_TASK PROMPT_.
Identify the lines that contain the string "мастерства", then copy each of them.

________________

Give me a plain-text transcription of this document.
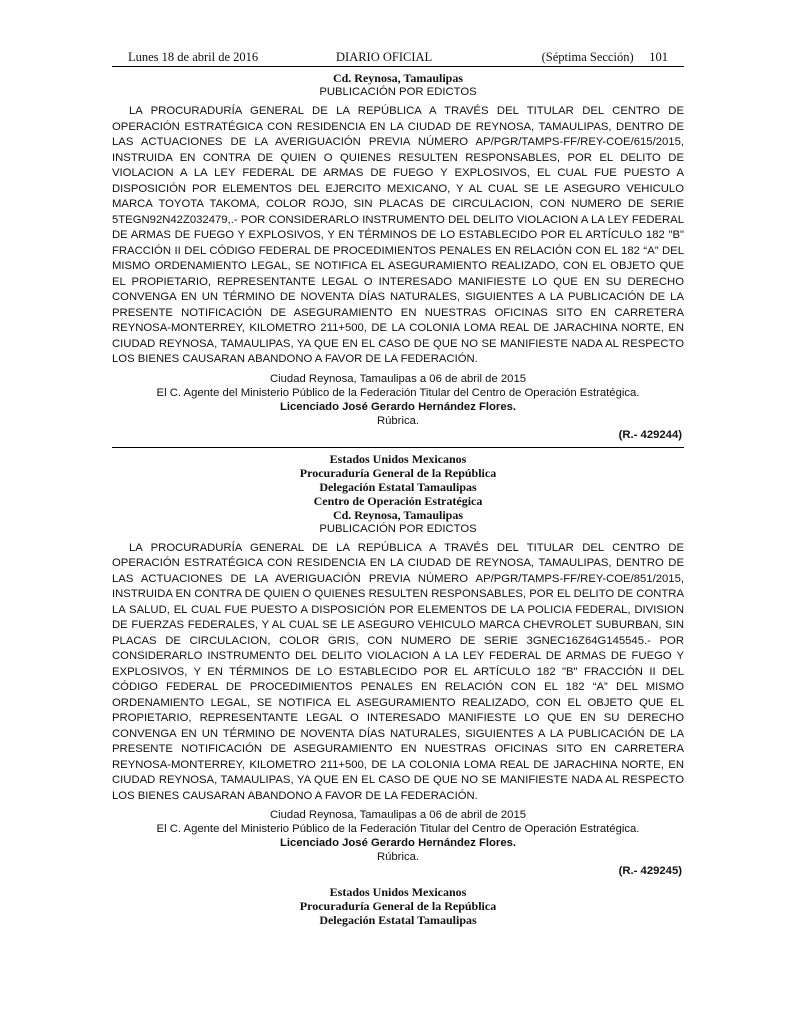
Lunes 18 de abril de 2016	DIARIO OFICIAL	(Séptima Sección) 101
Cd. Reynosa, Tamaulipas
PUBLICACIÓN POR EDICTOS

LA PROCURADURÍA GENERAL DE LA REPÚBLICA A TRAVÉS DEL TITULAR DEL CENTRO DE OPERACIÓN ESTRATÉGICA CON RESIDENCIA EN LA CIUDAD DE REYNOSA, TAMAULIPAS, DENTRO DE LAS ACTUACIONES DE LA AVERIGUACIÓN PREVIA NÚMERO AP/PGR/TAMPS-FF/REY-COE/615/2015, INSTRUIDA EN CONTRA DE QUIEN O QUIENES RESULTEN RESPONSABLES, POR EL DELITO DE VIOLACION A LA LEY FEDERAL DE ARMAS DE FUEGO Y EXPLOSIVOS, EL CUAL FUE PUESTO A DISPOSICIÓN POR ELEMENTOS DEL EJERCITO MEXICANO, Y AL CUAL SE LE ASEGURO VEHICULO MARCA TOYOTA TAKOMA, COLOR ROJO, SIN PLACAS DE CIRCULACION, CON NUMERO DE SERIE 5TEGN92N42Z032479,.- POR CONSIDERARLO INSTRUMENTO DEL DELITO VIOLACION A LA LEY FEDERAL DE ARMAS DE FUEGO Y EXPLOSIVOS, Y EN TÉRMINOS DE LO ESTABLECIDO POR EL ARTÍCULO 182 "B" FRACCIÓN II DEL CÓDIGO FEDERAL DE PROCEDIMIENTOS PENALES EN RELACIÓN CON EL 182 “A” DEL MISMO ORDENAMIENTO LEGAL, SE NOTIFICA EL ASEGURAMIENTO REALIZADO, CON EL OBJETO QUE EL PROPIETARIO, REPRESENTANTE LEGAL O INTERESADO MANIFIESTE LO QUE EN SU DERECHO CONVENGA EN UN TÉRMINO DE NOVENTA DÍAS NATURALES, SIGUIENTES A LA PUBLICACIÓN DE LA PRESENTE NOTIFICACIÓN DE ASEGURAMIENTO EN NUESTRAS OFICINAS SITO EN CARRETERA REYNOSA-MONTERREY, KILOMETRO 211+500, DE LA COLONIA LOMA REAL DE JARACHINA NORTE, EN CIUDAD REYNOSA, TAMAULIPAS, YA QUE EN EL CASO DE QUE NO SE MANIFIESTE NADA AL RESPECTO LOS BIENES CAUSARAN ABANDONO A FAVOR DE LA FEDERACIÓN.

Ciudad Reynosa, Tamaulipas a 06 de abril de 2015
El C. Agente del Ministerio Público de la Federación Titular del Centro de Operación Estratégica.
Licenciado José Gerardo Hernández Flores.
Rúbrica.
(R.- 429244)
Estados Unidos Mexicanos
Procuraduría General de la República
Delegación Estatal Tamaulipas
Centro de Operación Estratégica
Cd. Reynosa, Tamaulipas
PUBLICACIÓN POR EDICTOS

LA PROCURADURÍA GENERAL DE LA REPÚBLICA A TRAVÉS DEL TITULAR DEL CENTRO DE OPERACIÓN ESTRATÉGICA CON RESIDENCIA EN LA CIUDAD DE REYNOSA, TAMAULIPAS, DENTRO DE LAS ACTUACIONES DE LA AVERIGUACIÓN PREVIA NÚMERO AP/PGR/TAMPS-FF/REY-COE/851/2015, INSTRUIDA EN CONTRA DE QUIEN O QUIENES RESULTEN RESPONSABLES, POR EL DELITO DE CONTRA LA SALUD, EL CUAL FUE PUESTO A DISPOSICIÓN POR ELEMENTOS DE LA POLICIA FEDERAL, DIVISION DE FUERZAS FEDERALES, Y AL CUAL SE LE ASEGURO VEHICULO MARCA CHEVROLET SUBURBAN, SIN PLACAS DE CIRCULACION, COLOR GRIS, CON NUMERO DE SERIE 3GNEC16Z64G145545.- POR CONSIDERARLO INSTRUMENTO DEL DELITO VIOLACION A LA LEY FEDERAL DE ARMAS DE FUEGO Y EXPLOSIVOS, Y EN TÉRMINOS DE LO ESTABLECIDO POR EL ARTÍCULO 182 "B" FRACCIÓN II DEL CÓDIGO FEDERAL DE PROCEDIMIENTOS PENALES EN RELACIÓN CON EL 182 “A” DEL MISMO ORDENAMIENTO LEGAL, SE NOTIFICA EL ASEGURAMIENTO REALIZADO, CON EL OBJETO QUE EL PROPIETARIO, REPRESENTANTE LEGAL O INTERESADO MANIFIESTE LO QUE EN SU DERECHO CONVENGA EN UN TÉRMINO DE NOVENTA DÍAS NATURALES, SIGUIENTES A LA PUBLICACIÓN DE LA PRESENTE NOTIFICACIÓN DE ASEGURAMIENTO EN NUESTRAS OFICINAS SITO EN CARRETERA REYNOSA-MONTERREY, KILOMETRO 211+500, DE LA COLONIA LOMA REAL DE JARACHINA NORTE, EN CIUDAD REYNOSA, TAMAULIPAS, YA QUE EN EL CASO DE QUE NO SE MANIFIESTE NADA AL RESPECTO LOS BIENES CAUSARAN ABANDONO A FAVOR DE LA FEDERACIÓN.

Ciudad Reynosa, Tamaulipas a 06 de abril de 2015
El C. Agente del Ministerio Público de la Federación Titular del Centro de Operación Estratégica.
Licenciado José Gerardo Hernández Flores.
Rúbrica.
(R.- 429245)
Estados Unidos Mexicanos
Procuraduría General de la República
Delegación Estatal Tamaulipas
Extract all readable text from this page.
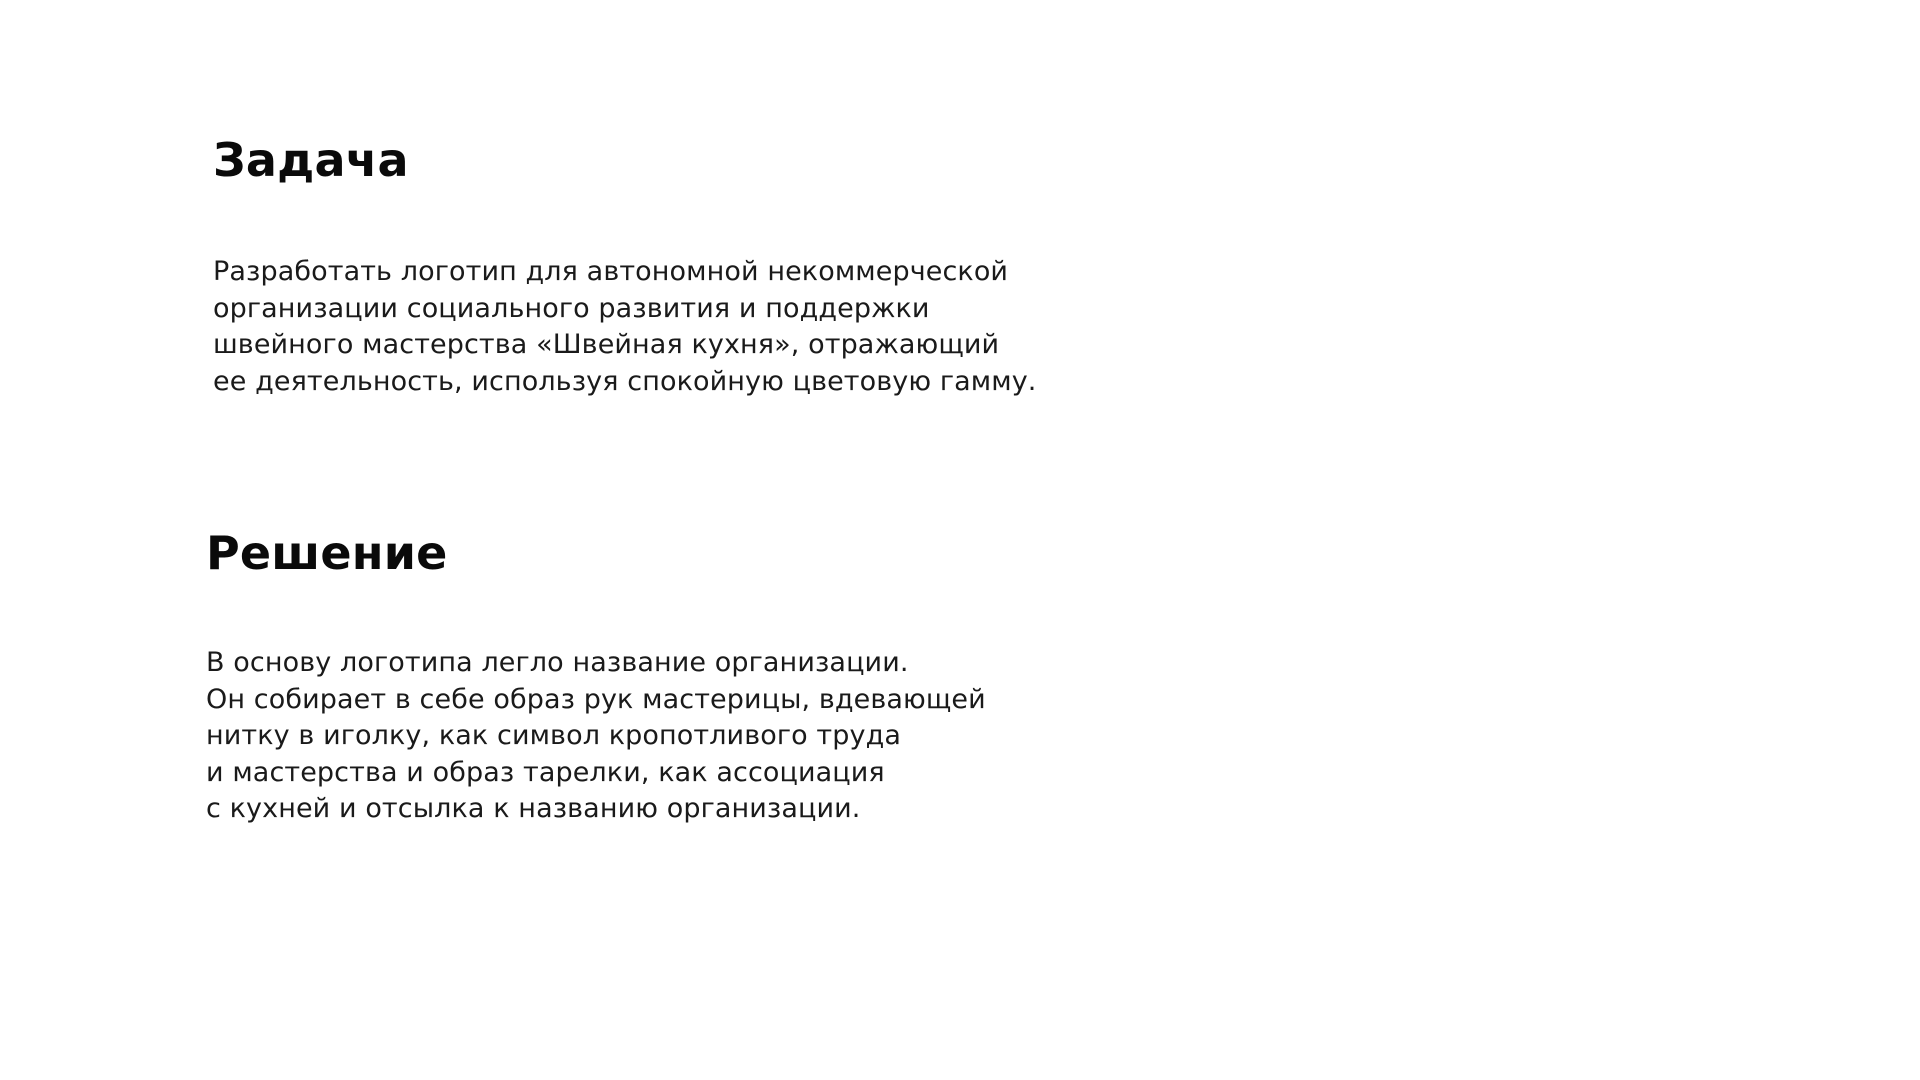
Задача

Разработать логотип для автономной некоммерческой
организации социального развития и поддержки
швейного мастерства «Швейная кухня», отражающий
ее деятельность, используя спокойную цветовую гамму.

Решение

В основу логотипа легло название организации.
Он собирает в себе образ рук мастерицы, вдевающей
нитку в иголку, как символ кропотливого труда
и мастерства и образ тарелки, как ассоциация
с кухней и отсылка к названию организации.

________________

_OUTPUT FOR THIS TASK_.
швейного мастерства «Швейная кухня», отражающий
и мастерства и образ тарелки, как ассоциация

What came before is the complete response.